**Work instructions**
Look through the material below. Copy every line with the string "members" in it.

**Working data**

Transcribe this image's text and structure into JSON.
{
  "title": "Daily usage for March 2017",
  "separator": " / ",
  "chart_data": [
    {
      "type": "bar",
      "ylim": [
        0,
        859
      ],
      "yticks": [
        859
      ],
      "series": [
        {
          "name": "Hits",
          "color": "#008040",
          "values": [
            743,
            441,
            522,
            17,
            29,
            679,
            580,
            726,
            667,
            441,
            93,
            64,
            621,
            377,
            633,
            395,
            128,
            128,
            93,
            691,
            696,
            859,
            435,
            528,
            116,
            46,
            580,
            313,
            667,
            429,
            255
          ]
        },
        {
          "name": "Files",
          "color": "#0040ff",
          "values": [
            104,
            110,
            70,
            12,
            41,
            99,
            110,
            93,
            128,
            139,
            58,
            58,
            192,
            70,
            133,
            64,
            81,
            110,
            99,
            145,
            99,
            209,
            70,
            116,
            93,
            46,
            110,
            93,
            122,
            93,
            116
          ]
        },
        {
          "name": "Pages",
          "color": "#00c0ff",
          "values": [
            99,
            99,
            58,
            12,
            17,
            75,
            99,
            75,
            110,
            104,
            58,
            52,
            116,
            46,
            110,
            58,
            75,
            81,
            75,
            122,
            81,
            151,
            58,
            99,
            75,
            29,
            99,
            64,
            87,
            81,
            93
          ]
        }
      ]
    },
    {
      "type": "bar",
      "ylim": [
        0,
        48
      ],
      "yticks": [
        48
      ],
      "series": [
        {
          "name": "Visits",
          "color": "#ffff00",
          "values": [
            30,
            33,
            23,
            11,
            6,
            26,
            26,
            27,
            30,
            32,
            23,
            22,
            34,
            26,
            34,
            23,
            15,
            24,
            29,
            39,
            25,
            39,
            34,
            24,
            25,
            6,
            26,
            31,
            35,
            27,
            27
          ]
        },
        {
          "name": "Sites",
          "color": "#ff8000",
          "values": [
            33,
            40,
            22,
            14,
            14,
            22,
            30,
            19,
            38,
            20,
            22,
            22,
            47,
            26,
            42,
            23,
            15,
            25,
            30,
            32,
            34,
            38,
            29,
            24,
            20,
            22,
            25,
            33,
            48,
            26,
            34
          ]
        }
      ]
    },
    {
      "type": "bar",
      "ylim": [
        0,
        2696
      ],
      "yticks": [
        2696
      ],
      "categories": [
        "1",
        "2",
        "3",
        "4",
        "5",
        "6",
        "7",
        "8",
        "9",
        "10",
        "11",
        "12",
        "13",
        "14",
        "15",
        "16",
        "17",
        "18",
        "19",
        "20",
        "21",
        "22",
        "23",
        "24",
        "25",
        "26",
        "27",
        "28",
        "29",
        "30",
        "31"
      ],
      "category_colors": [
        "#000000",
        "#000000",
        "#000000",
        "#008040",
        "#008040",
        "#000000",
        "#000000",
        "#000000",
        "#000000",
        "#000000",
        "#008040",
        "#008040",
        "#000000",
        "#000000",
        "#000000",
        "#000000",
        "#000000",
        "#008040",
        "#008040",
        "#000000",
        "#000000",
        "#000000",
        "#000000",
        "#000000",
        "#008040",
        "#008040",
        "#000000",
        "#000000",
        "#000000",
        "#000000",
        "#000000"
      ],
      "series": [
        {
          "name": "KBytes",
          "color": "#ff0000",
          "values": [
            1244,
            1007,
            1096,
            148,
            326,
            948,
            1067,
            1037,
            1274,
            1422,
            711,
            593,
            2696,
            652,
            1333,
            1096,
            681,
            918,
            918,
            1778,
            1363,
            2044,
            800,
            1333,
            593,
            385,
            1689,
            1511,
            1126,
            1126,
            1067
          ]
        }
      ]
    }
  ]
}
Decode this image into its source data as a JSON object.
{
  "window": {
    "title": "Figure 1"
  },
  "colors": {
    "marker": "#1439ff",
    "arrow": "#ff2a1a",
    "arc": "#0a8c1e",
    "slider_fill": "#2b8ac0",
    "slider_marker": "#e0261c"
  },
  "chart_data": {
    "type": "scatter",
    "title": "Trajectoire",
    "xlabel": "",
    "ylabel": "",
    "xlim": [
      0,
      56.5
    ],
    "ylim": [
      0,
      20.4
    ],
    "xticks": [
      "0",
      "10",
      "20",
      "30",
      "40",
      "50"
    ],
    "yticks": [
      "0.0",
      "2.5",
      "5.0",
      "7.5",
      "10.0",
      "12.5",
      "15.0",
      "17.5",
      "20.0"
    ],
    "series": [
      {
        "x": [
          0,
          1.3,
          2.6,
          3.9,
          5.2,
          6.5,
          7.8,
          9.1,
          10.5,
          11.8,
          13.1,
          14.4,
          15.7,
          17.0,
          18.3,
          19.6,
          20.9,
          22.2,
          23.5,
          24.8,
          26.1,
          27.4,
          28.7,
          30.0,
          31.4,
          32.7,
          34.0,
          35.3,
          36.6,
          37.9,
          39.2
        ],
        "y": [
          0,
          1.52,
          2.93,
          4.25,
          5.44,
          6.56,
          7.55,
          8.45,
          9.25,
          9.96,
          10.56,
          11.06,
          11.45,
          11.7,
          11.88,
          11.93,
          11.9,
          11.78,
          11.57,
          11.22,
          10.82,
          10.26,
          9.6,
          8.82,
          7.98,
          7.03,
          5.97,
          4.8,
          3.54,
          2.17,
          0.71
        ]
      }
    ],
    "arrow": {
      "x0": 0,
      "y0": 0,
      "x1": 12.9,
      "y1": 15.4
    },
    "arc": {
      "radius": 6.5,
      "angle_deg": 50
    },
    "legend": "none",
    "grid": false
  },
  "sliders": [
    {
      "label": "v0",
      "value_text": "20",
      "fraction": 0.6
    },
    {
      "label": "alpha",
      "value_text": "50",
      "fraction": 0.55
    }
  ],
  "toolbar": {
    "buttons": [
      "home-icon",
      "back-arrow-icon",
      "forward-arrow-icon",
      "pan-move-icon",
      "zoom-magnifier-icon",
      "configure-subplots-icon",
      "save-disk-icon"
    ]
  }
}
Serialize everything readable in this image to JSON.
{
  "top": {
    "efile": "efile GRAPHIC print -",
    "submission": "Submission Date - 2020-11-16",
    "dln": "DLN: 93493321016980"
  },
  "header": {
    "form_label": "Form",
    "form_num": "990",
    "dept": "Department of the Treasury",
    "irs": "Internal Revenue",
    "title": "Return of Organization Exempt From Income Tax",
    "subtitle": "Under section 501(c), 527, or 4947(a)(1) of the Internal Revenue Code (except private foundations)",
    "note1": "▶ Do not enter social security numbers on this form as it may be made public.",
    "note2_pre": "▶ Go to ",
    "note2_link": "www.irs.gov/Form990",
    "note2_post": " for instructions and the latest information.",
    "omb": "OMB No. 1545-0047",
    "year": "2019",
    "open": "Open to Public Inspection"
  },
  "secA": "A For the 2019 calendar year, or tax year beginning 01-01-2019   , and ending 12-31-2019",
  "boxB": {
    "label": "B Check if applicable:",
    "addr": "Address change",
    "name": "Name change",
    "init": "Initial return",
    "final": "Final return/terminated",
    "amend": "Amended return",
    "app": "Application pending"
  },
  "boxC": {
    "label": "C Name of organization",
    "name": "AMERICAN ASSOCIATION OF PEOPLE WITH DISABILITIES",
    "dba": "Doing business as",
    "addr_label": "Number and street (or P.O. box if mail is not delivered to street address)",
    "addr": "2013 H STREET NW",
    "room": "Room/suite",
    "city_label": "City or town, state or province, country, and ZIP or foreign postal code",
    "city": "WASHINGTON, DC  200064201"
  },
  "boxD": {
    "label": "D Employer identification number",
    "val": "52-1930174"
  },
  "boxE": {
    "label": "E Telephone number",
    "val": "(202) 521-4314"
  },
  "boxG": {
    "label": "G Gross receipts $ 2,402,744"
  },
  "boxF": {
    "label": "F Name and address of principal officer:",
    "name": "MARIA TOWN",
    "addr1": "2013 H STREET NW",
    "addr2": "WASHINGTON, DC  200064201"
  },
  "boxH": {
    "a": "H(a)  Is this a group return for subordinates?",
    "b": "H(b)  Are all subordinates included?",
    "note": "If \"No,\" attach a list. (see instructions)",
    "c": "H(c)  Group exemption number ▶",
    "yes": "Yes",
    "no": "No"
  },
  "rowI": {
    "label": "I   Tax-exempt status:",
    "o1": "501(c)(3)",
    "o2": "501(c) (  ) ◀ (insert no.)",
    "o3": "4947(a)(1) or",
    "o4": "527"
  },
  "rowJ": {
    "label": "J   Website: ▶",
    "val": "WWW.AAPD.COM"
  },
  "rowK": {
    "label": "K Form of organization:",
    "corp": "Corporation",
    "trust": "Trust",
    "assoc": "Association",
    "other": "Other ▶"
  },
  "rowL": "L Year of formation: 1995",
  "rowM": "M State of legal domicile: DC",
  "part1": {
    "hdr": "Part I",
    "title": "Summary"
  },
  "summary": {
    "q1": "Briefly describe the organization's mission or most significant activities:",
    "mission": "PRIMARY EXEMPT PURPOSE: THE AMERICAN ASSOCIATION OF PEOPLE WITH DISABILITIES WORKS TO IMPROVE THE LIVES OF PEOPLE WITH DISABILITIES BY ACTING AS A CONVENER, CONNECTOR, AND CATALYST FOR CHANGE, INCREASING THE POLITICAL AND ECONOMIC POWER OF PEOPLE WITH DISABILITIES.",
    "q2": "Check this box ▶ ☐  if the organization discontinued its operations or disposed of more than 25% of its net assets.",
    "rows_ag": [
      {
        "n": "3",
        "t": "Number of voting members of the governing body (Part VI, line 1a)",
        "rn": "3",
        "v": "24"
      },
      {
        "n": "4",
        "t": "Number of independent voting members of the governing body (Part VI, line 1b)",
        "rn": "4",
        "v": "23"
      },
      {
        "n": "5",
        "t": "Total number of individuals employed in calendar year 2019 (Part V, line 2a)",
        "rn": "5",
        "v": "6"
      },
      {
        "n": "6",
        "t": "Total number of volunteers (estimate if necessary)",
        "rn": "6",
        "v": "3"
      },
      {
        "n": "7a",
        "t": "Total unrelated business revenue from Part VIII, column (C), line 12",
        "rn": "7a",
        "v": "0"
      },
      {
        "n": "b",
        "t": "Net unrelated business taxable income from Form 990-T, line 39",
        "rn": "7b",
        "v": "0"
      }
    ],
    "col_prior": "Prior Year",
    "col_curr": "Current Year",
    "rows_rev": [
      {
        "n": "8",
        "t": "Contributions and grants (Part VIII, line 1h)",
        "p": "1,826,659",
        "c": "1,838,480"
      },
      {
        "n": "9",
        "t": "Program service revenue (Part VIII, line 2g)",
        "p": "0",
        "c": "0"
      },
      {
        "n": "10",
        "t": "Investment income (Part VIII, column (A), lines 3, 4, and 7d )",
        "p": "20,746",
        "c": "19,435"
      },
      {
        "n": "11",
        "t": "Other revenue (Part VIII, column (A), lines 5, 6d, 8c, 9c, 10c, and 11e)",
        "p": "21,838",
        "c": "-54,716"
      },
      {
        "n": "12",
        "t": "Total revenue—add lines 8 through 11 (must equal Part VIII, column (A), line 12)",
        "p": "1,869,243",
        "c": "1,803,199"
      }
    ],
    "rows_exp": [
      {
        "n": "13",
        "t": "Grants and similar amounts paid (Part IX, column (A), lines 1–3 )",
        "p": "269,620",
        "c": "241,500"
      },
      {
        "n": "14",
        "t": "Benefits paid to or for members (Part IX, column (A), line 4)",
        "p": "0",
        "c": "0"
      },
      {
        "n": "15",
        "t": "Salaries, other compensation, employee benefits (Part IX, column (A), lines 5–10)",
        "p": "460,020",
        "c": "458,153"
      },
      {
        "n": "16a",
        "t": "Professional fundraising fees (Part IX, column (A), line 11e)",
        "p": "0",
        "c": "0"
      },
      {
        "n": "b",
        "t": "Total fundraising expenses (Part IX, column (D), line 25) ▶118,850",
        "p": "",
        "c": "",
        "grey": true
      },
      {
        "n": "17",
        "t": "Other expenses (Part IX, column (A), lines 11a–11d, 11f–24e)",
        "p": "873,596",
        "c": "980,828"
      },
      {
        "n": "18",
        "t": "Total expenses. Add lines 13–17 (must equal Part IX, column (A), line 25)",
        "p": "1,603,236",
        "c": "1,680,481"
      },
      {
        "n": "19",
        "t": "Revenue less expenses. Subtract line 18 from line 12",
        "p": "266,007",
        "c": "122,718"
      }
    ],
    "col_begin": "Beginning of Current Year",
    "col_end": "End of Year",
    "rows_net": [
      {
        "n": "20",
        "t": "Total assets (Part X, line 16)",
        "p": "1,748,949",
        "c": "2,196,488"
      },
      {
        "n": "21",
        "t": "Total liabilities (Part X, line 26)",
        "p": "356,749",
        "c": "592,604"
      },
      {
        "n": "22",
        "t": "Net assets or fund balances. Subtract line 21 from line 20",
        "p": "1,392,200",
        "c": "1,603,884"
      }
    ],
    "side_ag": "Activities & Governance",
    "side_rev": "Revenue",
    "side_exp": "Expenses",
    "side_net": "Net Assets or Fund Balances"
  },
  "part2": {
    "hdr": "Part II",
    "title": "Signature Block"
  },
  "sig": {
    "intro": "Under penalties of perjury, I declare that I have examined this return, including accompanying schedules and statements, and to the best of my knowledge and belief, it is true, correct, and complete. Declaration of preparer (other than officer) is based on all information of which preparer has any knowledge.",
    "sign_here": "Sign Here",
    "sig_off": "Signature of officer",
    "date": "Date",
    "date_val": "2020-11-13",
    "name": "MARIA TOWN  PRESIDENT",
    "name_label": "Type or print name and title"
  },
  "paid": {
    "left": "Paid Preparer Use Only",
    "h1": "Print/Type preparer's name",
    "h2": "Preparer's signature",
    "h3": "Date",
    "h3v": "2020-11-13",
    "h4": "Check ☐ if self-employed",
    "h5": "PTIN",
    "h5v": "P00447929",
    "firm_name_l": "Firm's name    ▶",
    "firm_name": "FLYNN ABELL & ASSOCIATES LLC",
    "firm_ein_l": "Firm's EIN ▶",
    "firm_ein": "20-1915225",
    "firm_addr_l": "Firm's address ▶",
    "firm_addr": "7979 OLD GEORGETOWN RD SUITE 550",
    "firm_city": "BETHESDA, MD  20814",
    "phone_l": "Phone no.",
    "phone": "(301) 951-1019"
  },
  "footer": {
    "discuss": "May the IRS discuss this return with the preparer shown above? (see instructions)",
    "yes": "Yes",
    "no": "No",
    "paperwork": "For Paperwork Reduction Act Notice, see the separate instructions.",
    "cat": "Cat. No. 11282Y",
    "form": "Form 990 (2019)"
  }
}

**Written reply**
        "t": "Number of voting members of the governing body (Part VI, line 1a)",
        "t": "Number of independent voting members of the governing body (Part VI, line 1b)",
        "t": "Benefits paid to or for members (Part IX, column (A), line 4)",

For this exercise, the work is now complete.